* What the task asks
Retype each line of the material exactly, please, skipping any picture in it.

* Available records
#####

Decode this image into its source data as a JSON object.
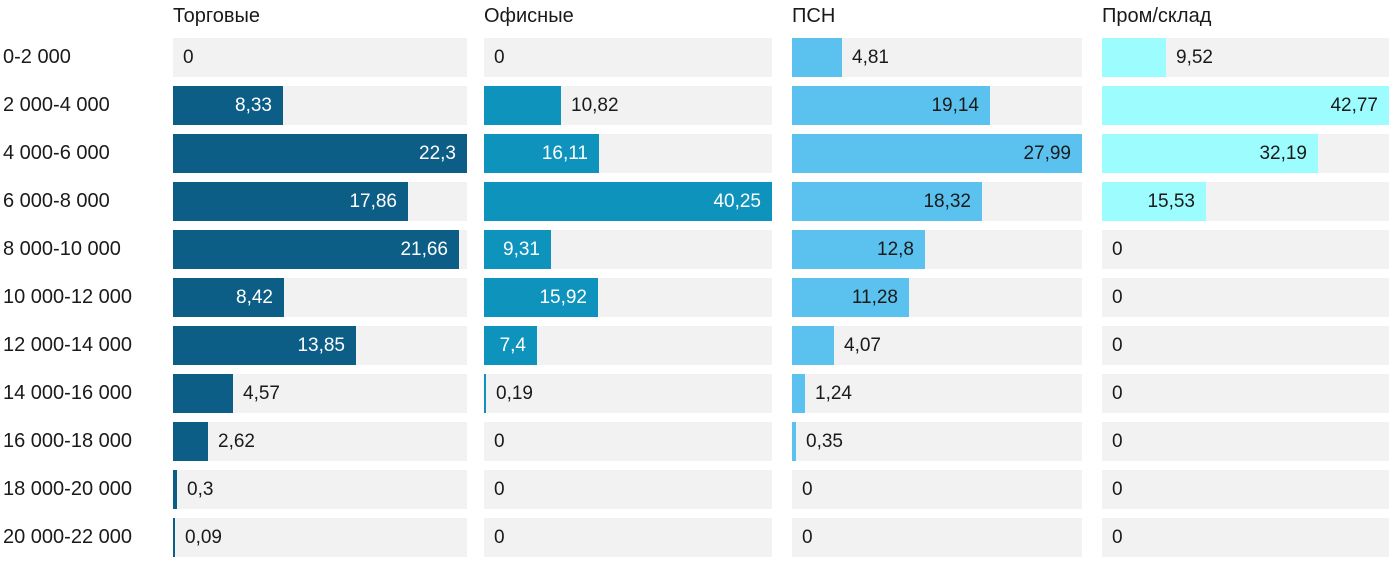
{
  "chart_data": {
    "type": "bar",
    "orientation": "horizontal",
    "title": "",
    "xlabel": "",
    "ylabel": "",
    "grid": false,
    "legend_position": "column-headers-top",
    "track_color": "#f2f2f2",
    "text_color": "#1a1a1a",
    "categories": [
      "0-2 000",
      "2 000-4 000",
      "4 000-6 000",
      "6 000-8 000",
      "8 000-10 000",
      "10 000-12 000",
      "12 000-14 000",
      "14 000-16 000",
      "16 000-18 000",
      "18 000-20 000",
      "20 000-22 000"
    ],
    "series": [
      {
        "name": "Торговые",
        "color": "#0c5e87",
        "inside_label_color": "#ffffff",
        "axis_max": 22.3,
        "values": [
          0,
          8.33,
          22.3,
          17.86,
          21.66,
          8.42,
          13.85,
          4.57,
          2.62,
          0.3,
          0.09
        ],
        "labels": [
          "0",
          "8,33",
          "22,3",
          "17,86",
          "21,66",
          "8,42",
          "13,85",
          "4,57",
          "2,62",
          "0,3",
          "0,09"
        ],
        "label_inside": [
          false,
          true,
          true,
          true,
          true,
          true,
          true,
          false,
          false,
          false,
          false
        ]
      },
      {
        "name": "Офисные",
        "color": "#0e93bd",
        "inside_label_color": "#ffffff",
        "axis_max": 40.25,
        "values": [
          0,
          10.82,
          16.11,
          40.25,
          9.31,
          15.92,
          7.4,
          0.19,
          0,
          0,
          0
        ],
        "labels": [
          "0",
          "10,82",
          "16,11",
          "40,25",
          "9,31",
          "15,92",
          "7,4",
          "0,19",
          "0",
          "0",
          "0"
        ],
        "label_inside": [
          false,
          false,
          true,
          true,
          true,
          true,
          true,
          false,
          false,
          false,
          false
        ]
      },
      {
        "name": "ПСН",
        "color": "#5bc2f0",
        "inside_label_color": "#1a1a1a",
        "axis_max": 27.99,
        "values": [
          4.81,
          19.14,
          27.99,
          18.32,
          12.8,
          11.28,
          4.07,
          1.24,
          0.35,
          0,
          0
        ],
        "labels": [
          "4,81",
          "19,14",
          "27,99",
          "18,32",
          "12,8",
          "11,28",
          "4,07",
          "1,24",
          "0,35",
          "0",
          "0"
        ],
        "label_inside": [
          false,
          true,
          true,
          true,
          true,
          true,
          false,
          false,
          false,
          false,
          false
        ]
      },
      {
        "name": "Пром/склад",
        "color": "#9dfcfd",
        "inside_label_color": "#1a1a1a",
        "axis_max": 42.77,
        "values": [
          9.52,
          42.77,
          32.19,
          15.53,
          0,
          0,
          0,
          0,
          0,
          0,
          0
        ],
        "labels": [
          "9,52",
          "42,77",
          "32,19",
          "15,53",
          "0",
          "0",
          "0",
          "0",
          "0",
          "0",
          "0"
        ],
        "label_inside": [
          false,
          true,
          true,
          true,
          false,
          false,
          false,
          false,
          false,
          false,
          false
        ]
      }
    ]
  }
}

#####

* Solved problem
Decode this image into its source data as a JSON object.
{
  "chart_data": {
    "type": "bar",
    "orientation": "horizontal",
    "title": "",
    "xlabel": "",
    "ylabel": "",
    "grid": false,
    "legend_position": "column-headers-top",
    "track_color": "#f2f2f2",
    "text_color": "#1a1a1a",
    "categories": [
      "0-2 000",
      "2 000-4 000",
      "4 000-6 000",
      "6 000-8 000",
      "8 000-10 000",
      "10 000-12 000",
      "12 000-14 000",
      "14 000-16 000",
      "16 000-18 000",
      "18 000-20 000",
      "20 000-22 000"
    ],
    "series": [
      {
        "name": "Торговые",
        "color": "#0c5e87",
        "inside_label_color": "#ffffff",
        "axis_max": 22.3,
        "values": [
          0,
          8.33,
          22.3,
          17.86,
          21.66,
          8.42,
          13.85,
          4.57,
          2.62,
          0.3,
          0.09
        ],
        "labels": [
          "0",
          "8,33",
          "22,3",
          "17,86",
          "21,66",
          "8,42",
          "13,85",
          "4,57",
          "2,62",
          "0,3",
          "0,09"
        ],
        "label_inside": [
          false,
          true,
          true,
          true,
          true,
          true,
          true,
          false,
          false,
          false,
          false
        ]
      },
      {
        "name": "Офисные",
        "color": "#0e93bd",
        "inside_label_color": "#ffffff",
        "axis_max": 40.25,
        "values": [
          0,
          10.82,
          16.11,
          40.25,
          9.31,
          15.92,
          7.4,
          0.19,
          0,
          0,
          0
        ],
        "labels": [
          "0",
          "10,82",
          "16,11",
          "40,25",
          "9,31",
          "15,92",
          "7,4",
          "0,19",
          "0",
          "0",
          "0"
        ],
        "label_inside": [
          false,
          false,
          true,
          true,
          true,
          true,
          true,
          false,
          false,
          false,
          false
        ]
      },
      {
        "name": "ПСН",
        "color": "#5bc2f0",
        "inside_label_color": "#1a1a1a",
        "axis_max": 27.99,
        "values": [
          4.81,
          19.14,
          27.99,
          18.32,
          12.8,
          11.28,
          4.07,
          1.24,
          0.35,
          0,
          0
        ],
        "labels": [
          "4,81",
          "19,14",
          "27,99",
          "18,32",
          "12,8",
          "11,28",
          "4,07",
          "1,24",
          "0,35",
          "0",
          "0"
        ],
        "label_inside": [
          false,
          true,
          true,
          true,
          true,
          true,
          false,
          false,
          false,
          false,
          false
        ]
      },
      {
        "name": "Пром/склад",
        "color": "#9dfcfd",
        "inside_label_color": "#1a1a1a",
        "axis_max": 42.77,
        "values": [
          9.52,
          42.77,
          32.19,
          15.53,
          0,
          0,
          0,
          0,
          0,
          0,
          0
        ],
        "labels": [
          "9,52",
          "42,77",
          "32,19",
          "15,53",
          "0",
          "0",
          "0",
          "0",
          "0",
          "0",
          "0"
        ],
        "label_inside": [
          false,
          true,
          true,
          true,
          false,
          false,
          false,
          false,
          false,
          false,
          false
        ]
      }
    ]
  }
}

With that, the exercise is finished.